## SHORT TASK
Pick every line with "deviations" from the material below.

==== INPUT MATERIAL

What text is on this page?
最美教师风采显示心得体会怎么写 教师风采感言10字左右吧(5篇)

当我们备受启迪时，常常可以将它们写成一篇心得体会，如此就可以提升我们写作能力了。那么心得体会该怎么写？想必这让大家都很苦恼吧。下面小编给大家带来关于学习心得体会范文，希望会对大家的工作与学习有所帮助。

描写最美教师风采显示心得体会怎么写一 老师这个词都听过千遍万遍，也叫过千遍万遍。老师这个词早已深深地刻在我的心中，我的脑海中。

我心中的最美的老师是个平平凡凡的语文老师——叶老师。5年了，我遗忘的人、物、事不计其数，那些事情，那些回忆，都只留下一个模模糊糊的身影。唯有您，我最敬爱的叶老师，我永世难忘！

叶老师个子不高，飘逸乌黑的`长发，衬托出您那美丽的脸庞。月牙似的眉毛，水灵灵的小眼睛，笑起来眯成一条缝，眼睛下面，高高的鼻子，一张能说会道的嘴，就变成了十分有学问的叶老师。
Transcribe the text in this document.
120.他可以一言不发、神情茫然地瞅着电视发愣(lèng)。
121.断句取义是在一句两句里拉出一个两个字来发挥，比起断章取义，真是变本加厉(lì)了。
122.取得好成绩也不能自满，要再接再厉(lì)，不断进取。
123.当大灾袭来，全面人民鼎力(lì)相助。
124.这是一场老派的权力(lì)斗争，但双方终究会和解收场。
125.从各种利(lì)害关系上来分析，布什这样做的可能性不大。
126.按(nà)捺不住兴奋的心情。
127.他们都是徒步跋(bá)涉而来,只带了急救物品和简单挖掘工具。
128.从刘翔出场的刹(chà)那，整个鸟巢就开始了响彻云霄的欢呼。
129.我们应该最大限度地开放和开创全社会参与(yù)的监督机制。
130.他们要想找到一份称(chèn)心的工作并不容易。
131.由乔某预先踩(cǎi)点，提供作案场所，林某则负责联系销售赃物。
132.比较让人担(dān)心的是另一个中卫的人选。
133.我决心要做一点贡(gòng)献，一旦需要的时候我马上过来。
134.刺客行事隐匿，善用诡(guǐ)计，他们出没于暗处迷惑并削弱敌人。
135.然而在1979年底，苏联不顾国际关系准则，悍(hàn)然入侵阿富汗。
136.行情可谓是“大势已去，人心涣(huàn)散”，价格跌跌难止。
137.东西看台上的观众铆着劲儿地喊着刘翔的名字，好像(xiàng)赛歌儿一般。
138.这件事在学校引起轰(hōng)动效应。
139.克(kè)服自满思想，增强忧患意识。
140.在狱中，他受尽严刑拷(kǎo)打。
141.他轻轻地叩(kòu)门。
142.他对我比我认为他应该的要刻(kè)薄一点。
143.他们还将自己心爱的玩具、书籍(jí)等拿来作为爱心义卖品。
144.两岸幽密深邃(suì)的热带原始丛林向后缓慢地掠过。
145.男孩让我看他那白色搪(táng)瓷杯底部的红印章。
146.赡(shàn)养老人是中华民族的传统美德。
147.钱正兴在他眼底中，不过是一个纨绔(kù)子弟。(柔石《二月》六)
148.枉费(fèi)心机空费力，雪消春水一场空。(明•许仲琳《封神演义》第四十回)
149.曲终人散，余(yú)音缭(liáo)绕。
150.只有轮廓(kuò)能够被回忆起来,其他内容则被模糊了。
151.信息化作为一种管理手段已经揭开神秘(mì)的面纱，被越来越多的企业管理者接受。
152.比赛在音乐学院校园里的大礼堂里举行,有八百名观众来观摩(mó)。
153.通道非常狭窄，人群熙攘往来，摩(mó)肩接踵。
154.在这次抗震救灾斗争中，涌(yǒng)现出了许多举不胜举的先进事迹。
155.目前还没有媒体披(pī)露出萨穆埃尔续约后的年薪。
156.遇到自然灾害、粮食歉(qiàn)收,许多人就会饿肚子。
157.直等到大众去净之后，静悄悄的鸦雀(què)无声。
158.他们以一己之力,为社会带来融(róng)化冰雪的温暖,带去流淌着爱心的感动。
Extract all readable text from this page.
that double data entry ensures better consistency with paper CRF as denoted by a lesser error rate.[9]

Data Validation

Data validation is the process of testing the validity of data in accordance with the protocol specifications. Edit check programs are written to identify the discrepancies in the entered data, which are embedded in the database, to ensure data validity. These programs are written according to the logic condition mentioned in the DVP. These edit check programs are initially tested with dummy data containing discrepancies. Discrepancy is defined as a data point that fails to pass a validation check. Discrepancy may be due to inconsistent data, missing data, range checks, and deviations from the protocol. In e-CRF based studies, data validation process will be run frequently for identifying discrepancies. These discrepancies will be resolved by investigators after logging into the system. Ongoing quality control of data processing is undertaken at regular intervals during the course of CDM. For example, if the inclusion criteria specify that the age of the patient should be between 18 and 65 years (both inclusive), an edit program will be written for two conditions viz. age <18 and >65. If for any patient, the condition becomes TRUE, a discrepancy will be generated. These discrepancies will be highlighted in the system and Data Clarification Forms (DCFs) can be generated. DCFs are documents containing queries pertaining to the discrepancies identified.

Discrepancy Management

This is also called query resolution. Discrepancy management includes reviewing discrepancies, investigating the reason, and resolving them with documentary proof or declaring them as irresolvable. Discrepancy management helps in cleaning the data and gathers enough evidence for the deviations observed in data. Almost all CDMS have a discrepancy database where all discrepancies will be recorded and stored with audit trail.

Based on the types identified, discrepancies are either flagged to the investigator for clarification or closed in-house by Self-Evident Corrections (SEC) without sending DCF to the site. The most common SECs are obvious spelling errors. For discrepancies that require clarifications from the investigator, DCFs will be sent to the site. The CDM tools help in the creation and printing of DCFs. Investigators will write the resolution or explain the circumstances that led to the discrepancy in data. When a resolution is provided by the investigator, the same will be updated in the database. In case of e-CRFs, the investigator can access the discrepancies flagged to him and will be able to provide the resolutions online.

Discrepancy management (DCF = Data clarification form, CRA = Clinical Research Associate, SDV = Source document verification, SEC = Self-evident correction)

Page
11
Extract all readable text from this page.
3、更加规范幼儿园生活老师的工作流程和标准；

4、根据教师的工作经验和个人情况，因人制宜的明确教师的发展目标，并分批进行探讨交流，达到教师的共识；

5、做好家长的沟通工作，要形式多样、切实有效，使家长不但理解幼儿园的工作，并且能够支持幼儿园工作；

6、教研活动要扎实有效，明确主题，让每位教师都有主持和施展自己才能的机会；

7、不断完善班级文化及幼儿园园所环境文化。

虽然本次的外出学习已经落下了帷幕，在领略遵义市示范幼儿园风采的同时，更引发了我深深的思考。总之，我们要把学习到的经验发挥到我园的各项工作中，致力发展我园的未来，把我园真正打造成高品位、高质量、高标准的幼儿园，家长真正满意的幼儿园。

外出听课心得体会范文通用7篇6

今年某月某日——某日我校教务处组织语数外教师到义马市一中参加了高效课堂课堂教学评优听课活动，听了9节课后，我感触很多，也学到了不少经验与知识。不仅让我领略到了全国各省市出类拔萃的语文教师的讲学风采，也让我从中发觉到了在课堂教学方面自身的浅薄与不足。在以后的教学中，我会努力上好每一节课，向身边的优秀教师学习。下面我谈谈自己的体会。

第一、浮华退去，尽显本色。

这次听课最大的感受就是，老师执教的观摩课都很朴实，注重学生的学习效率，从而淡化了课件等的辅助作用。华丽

========

## RESULT OF THE TASK
Data validation is the process of testing the validity of data in accordance with the protocol specifications. Edit check programs are written to identify the discrepancies in the entered data, which are embedded in the database, to ensure data validity. These programs are written according to the logic condition mentioned in the DVP. These edit check programs are initially tested with dummy data containing discrepancies. Discrepancy is defined as a data point that fails to pass a validation check. Discrepancy may be due to inconsistent data, missing data, range checks, and deviations from the protocol. In e-CRF based studies, data validation process will be run frequently for identifying discrepancies. These discrepancies will be resolved by investigators after logging into the system. Ongoing quality control of data processing is undertaken at regular intervals during the course of CDM. For example, if the inclusion criteria specify that the age of the patient should be between 18 and 65 years (both inclusive), an edit program will be written for two conditions viz. age <18 and >65. If for any patient, the condition becomes TRUE, a discrepancy will be generated. These discrepancies will be highlighted in the system and Data Clarification Forms (DCFs) can be generated. DCFs are documents containing queries pertaining to the discrepancies identified.
This is also called query resolution. Discrepancy management includes reviewing discrepancies, investigating the reason, and resolving them with documentary proof or declaring them as irresolvable. Discrepancy management helps in cleaning the data and gathers enough evidence for the deviations observed in data. Almost all CDMS have a discrepancy database where all discrepancies will be recorded and stored with audit trail.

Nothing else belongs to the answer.